> _PROVIDED PASSAGE_:
==*==

May 11, 2018

Biz groups give state lawmakers mixed reviews

HBJ file photo
HBJ file photo
CBIA CEO Joe Brennan.

Business groups commended lawmakers for reaching a bipartisan state budget agreement and avoiding new employer mandates, but they cautioned that Connecticut's long-term fiscal problems still remain.

"We thank both Democratic and Republican legislators and the Malloy administration for their hard work this session," said Joe Brennan, president and CEO of the Connecticut Business & Industry Association, the state's chief business lobby.

However, Brennan added that the "lack of progress on the more serious short- and long-term financial problems facing the state means that these issues will continue to impact our ability to attract investment and jobs here.

"While the bipartisan budget agreement passed shortly before the General Assembly's May 9 deadline deals with some of the state's immediate fiscal problems, severe challenges remain," he said.

The legislature on Wednesday overwhelmingly approved a $20.86 billion state budget that does not increase taxes, though it does raise the maximum tax rate cities and towns can levy on motor vehicles. It also would spend rather than save more than $300 million from this April's $1 billion surge in income tax receipts.

==*==

> _CHALLENGES_:
[a] From the budget article, quote the passage that begins at the words "May 11, 2018" and ends after the words "chief business lobby.".
[b] Answer these questions using the budget article.
(i) What position does Joe Brennan hold at the Connecticut Business & Industry Association?
(ii) What was the General Assembly's deadline for passing the budget?
(iii) What is the total amount of the state budget the legislature approved?

==*==

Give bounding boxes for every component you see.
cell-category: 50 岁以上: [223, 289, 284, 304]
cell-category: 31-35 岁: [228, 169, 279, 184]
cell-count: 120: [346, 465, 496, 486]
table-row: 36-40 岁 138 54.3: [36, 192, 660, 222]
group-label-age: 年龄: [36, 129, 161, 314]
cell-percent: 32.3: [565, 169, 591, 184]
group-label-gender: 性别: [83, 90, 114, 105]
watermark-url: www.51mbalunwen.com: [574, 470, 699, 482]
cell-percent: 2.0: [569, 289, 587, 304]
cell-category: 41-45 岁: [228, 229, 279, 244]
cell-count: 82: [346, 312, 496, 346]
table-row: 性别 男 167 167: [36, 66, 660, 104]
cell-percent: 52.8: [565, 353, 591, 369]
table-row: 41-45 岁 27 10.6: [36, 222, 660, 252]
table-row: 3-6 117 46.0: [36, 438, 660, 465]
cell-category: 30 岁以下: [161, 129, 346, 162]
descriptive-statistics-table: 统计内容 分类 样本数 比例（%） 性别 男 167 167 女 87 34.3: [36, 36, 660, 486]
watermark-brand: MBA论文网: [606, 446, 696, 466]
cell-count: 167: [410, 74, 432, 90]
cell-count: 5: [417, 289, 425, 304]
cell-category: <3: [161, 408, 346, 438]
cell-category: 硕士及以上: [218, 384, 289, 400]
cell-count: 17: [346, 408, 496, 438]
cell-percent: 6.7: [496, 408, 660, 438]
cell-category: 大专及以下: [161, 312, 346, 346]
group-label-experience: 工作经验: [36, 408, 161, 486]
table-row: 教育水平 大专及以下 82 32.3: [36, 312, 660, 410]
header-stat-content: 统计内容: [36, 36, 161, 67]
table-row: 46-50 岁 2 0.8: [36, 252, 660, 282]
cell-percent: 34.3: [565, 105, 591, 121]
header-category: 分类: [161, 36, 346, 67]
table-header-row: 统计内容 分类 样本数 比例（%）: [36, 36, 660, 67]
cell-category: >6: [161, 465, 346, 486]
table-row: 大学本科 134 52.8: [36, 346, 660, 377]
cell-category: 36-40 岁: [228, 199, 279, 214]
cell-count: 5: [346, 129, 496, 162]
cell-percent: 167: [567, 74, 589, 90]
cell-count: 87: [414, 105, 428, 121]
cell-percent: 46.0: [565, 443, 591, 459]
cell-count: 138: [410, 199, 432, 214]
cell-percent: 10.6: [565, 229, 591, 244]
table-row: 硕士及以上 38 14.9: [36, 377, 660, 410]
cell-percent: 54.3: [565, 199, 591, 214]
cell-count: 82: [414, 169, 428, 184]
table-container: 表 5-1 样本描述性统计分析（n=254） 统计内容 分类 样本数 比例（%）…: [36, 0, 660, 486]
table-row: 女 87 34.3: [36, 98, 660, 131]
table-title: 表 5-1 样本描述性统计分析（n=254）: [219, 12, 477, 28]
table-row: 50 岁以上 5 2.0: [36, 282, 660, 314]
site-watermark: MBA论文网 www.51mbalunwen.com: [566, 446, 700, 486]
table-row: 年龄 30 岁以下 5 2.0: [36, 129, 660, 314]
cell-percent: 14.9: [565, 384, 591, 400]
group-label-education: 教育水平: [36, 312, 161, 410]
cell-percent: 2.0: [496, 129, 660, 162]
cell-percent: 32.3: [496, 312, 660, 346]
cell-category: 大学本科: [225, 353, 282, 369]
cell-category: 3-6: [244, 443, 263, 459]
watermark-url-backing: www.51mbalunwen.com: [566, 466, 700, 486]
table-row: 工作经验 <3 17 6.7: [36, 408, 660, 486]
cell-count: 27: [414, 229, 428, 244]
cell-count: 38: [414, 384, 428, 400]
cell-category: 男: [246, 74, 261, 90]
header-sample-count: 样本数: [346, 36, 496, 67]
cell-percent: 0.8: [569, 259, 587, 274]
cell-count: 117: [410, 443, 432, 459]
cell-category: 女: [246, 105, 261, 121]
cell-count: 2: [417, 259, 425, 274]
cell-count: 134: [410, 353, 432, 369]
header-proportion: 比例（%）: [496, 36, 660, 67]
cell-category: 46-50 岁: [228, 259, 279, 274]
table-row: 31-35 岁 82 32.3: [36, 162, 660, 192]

==*==

> _SOLUTIONS TO THE EXERCISE_:
[a]
May 11, 2018

Biz groups give state lawmakers mixed reviews

HBJ file photo
HBJ file photo
CBIA CEO Joe Brennan.

Business groups commended lawmakers for reaching a bipartisan state budget agreement and avoiding new employer mandates, but they cautioned that Connecticut's long-term fiscal problems still remain.

"We thank both Democratic and Republican legislators and the Malloy administration for their hard work this session," said Joe Brennan, president and CEO of the Connecticut Business & Industry Association, the state's chief business lobby.

[b]
(i) President and CEO
(ii) May 9
(iii) $20.86 billion